GIVEN TEXT>
────

So much analysis and drama, when all that's needed is:

1. Restructure: Allen, Diggs, Oliver

2. Cut: Poyer, Tre, Hyde, Morse

 

Are you aware of how restructuring works? It’s not magic free money. Restructuring Diggs and Oliver makes little sense to me.

 

1) Diggs only has 3 years left on his contract after next season. Restructuring makes those last 3 years nearly impossible. We could free up $14M in cap space this off-season but then Diggs cap would be well over $30 million after that. His cap hit would be $31M in 2025, $32M in 2026 and $26M in 2027. Then what?  And he would be untradeable and impossible to cut (ever), since his dead cap would be more than $20M every single year going forward. I can almost guarantee the Bills don’t do this.

────

SUPPLIED ENTRIES>

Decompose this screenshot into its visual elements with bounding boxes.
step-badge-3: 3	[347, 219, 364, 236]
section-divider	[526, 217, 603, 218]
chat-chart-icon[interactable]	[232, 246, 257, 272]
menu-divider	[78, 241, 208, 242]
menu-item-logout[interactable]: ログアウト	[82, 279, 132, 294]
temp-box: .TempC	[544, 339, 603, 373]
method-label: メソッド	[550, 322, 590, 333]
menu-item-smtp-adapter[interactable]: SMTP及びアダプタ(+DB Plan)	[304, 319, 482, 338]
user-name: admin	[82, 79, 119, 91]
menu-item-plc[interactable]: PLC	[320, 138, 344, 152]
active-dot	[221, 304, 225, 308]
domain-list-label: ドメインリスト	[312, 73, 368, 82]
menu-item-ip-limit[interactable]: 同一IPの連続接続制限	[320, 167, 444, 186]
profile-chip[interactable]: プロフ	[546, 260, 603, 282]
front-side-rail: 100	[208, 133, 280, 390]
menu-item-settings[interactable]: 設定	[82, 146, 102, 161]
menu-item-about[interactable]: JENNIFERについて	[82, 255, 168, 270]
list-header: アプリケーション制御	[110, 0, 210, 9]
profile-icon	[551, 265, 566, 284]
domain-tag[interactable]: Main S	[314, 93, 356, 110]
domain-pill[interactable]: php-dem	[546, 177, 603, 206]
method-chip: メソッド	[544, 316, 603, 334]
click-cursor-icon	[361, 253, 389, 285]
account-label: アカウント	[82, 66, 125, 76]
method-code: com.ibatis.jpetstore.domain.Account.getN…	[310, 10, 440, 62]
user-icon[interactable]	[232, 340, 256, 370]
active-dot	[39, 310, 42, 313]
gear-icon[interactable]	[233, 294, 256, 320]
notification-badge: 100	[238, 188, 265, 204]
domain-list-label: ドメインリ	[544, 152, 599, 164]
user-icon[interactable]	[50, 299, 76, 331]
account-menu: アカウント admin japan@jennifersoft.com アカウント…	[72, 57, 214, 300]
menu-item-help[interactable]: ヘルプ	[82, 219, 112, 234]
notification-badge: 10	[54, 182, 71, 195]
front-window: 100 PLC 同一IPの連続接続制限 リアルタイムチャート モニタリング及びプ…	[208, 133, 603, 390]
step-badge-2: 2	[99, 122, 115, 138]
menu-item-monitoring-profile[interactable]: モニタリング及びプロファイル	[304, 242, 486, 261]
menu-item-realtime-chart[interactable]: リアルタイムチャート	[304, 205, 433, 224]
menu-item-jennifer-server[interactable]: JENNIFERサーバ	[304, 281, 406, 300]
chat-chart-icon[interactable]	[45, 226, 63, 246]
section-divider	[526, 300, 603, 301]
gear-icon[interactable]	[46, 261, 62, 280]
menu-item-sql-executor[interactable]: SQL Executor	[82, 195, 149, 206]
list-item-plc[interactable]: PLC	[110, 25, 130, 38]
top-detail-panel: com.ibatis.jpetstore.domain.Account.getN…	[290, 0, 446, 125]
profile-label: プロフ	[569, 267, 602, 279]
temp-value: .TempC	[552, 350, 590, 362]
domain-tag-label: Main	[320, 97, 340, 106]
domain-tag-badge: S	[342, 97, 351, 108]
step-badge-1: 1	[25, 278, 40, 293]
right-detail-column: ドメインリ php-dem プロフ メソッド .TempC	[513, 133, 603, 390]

────

REQUIREMENTS>
Reproduce the post on restructuring the Bills' contracts in full, with every word, number and line break unchanged.

THE RESPONSE>
So much analysis and drama, when all that's needed is:

1. Restructure: Allen, Diggs, Oliver

2. Cut: Poyer, Tre, Hyde, Morse

 

Are you aware of how restructuring works? It’s not magic free money. Restructuring Diggs and Oliver makes little sense to me.

 

1) Diggs only has 3 years left on his contract after next season. Restructuring makes those last 3 years nearly impossible. We could free up $14M in cap space this off-season but then Diggs cap would be well over $30 million after that. His cap hit would be $31M in 2025, $32M in 2026 and $26M in 2027. Then what?  And he would be untradeable and impossible to cut (ever), since his dead cap would be more than $20M every single year going forward. I can almost guarantee the Bills don’t do this.